## Aim of the exercise:
The data must be written out once more, precisely as given.

--*--

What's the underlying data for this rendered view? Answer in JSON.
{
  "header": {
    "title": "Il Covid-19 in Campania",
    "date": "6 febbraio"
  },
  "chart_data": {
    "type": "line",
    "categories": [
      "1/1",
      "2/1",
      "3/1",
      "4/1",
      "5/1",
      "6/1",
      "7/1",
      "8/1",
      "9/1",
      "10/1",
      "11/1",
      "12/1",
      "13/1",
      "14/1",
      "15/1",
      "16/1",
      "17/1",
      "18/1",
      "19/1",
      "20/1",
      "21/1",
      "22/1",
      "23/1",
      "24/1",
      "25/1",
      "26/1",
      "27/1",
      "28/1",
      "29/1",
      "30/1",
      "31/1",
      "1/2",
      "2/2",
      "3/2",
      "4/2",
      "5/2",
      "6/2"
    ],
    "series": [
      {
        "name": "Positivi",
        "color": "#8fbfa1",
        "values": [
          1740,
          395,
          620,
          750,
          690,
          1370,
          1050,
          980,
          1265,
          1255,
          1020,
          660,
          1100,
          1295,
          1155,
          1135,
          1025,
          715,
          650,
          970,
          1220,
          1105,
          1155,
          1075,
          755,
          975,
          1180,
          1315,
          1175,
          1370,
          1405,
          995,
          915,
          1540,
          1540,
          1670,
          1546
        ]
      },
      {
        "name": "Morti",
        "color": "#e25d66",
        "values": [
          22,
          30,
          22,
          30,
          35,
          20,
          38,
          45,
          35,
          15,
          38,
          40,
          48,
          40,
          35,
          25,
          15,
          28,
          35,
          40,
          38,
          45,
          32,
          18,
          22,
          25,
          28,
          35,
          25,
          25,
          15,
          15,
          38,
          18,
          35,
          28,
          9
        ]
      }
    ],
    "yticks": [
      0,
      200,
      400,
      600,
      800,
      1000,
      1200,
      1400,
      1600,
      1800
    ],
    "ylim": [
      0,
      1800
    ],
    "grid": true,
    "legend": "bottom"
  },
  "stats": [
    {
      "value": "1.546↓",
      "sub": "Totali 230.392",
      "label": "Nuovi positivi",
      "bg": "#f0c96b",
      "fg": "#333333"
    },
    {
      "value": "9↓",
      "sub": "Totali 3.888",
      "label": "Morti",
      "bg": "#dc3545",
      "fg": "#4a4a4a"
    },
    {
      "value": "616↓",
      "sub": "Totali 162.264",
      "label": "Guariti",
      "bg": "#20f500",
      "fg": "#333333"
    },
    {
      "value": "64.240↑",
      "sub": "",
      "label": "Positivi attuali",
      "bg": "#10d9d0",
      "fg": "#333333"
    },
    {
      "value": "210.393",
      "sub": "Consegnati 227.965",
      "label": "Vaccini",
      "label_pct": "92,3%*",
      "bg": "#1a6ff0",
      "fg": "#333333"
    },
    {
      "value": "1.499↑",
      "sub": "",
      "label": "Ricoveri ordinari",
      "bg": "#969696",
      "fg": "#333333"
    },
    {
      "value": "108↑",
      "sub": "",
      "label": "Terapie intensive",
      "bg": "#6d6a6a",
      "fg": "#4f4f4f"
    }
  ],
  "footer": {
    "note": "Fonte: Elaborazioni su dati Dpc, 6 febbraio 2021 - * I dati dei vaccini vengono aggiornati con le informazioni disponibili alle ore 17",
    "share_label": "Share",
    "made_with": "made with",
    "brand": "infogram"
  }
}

--*--

## Correct answer:
What's the underlying data for this rendered view? Answer in JSON.
{
  "header": {
    "title": "Il Covid-19 in Campania",
    "date": "6 febbraio"
  },
  "chart_data": {
    "type": "line",
    "categories": [
      "1/1",
      "2/1",
      "3/1",
      "4/1",
      "5/1",
      "6/1",
      "7/1",
      "8/1",
      "9/1",
      "10/1",
      "11/1",
      "12/1",
      "13/1",
      "14/1",
      "15/1",
      "16/1",
      "17/1",
      "18/1",
      "19/1",
      "20/1",
      "21/1",
      "22/1",
      "23/1",
      "24/1",
      "25/1",
      "26/1",
      "27/1",
      "28/1",
      "29/1",
      "30/1",
      "31/1",
      "1/2",
      "2/2",
      "3/2",
      "4/2",
      "5/2",
      "6/2"
    ],
    "series": [
      {
        "name": "Positivi",
        "color": "#8fbfa1",
        "values": [
          1740,
          395,
          620,
          750,
          690,
          1370,
          1050,
          980,
          1265,
          1255,
          1020,
          660,
          1100,
          1295,
          1155,
          1135,
          1025,
          715,
          650,
          970,
          1220,
          1105,
          1155,
          1075,
          755,
          975,
          1180,
          1315,
          1175,
          1370,
          1405,
          995,
          915,
          1540,
          1540,
          1670,
          1546
        ]
      },
      {
        "name": "Morti",
        "color": "#e25d66",
        "values": [
          22,
          30,
          22,
          30,
          35,
          20,
          38,
          45,
          35,
          15,
          38,
          40,
          48,
          40,
          35,
          25,
          15,
          28,
          35,
          40,
          38,
          45,
          32,
          18,
          22,
          25,
          28,
          35,
          25,
          25,
          15,
          15,
          38,
          18,
          35,
          28,
          9
        ]
      }
    ],
    "yticks": [
      0,
      200,
      400,
      600,
      800,
      1000,
      1200,
      1400,
      1600,
      1800
    ],
    "ylim": [
      0,
      1800
    ],
    "grid": true,
    "legend": "bottom"
  },
  "stats": [
    {
      "value": "1.546↓",
      "sub": "Totali 230.392",
      "label": "Nuovi positivi",
      "bg": "#f0c96b",
      "fg": "#333333"
    },
    {
      "value": "9↓",
      "sub": "Totali 3.888",
      "label": "Morti",
      "bg": "#dc3545",
      "fg": "#4a4a4a"
    },
    {
      "value": "616↓",
      "sub": "Totali 162.264",
      "label": "Guariti",
      "bg": "#20f500",
      "fg": "#333333"
    },
    {
      "value": "64.240↑",
      "sub": "",
      "label": "Positivi attuali",
      "bg": "#10d9d0",
      "fg": "#333333"
    },
    {
      "value": "210.393",
      "sub": "Consegnati 227.965",
      "label": "Vaccini",
      "label_pct": "92,3%*",
      "bg": "#1a6ff0",
      "fg": "#333333"
    },
    {
      "value": "1.499↑",
      "sub": "",
      "label": "Ricoveri ordinari",
      "bg": "#969696",
      "fg": "#333333"
    },
    {
      "value": "108↑",
      "sub": "",
      "label": "Terapie intensive",
      "bg": "#6d6a6a",
      "fg": "#4f4f4f"
    }
  ],
  "footer": {
    "note": "Fonte: Elaborazioni su dati Dpc, 6 febbraio 2021 - * I dati dei vaccini vengono aggiornati con le informazioni disponibili alle ore 17",
    "share_label": "Share",
    "made_with": "made with",
    "brand": "infogram"
  }
}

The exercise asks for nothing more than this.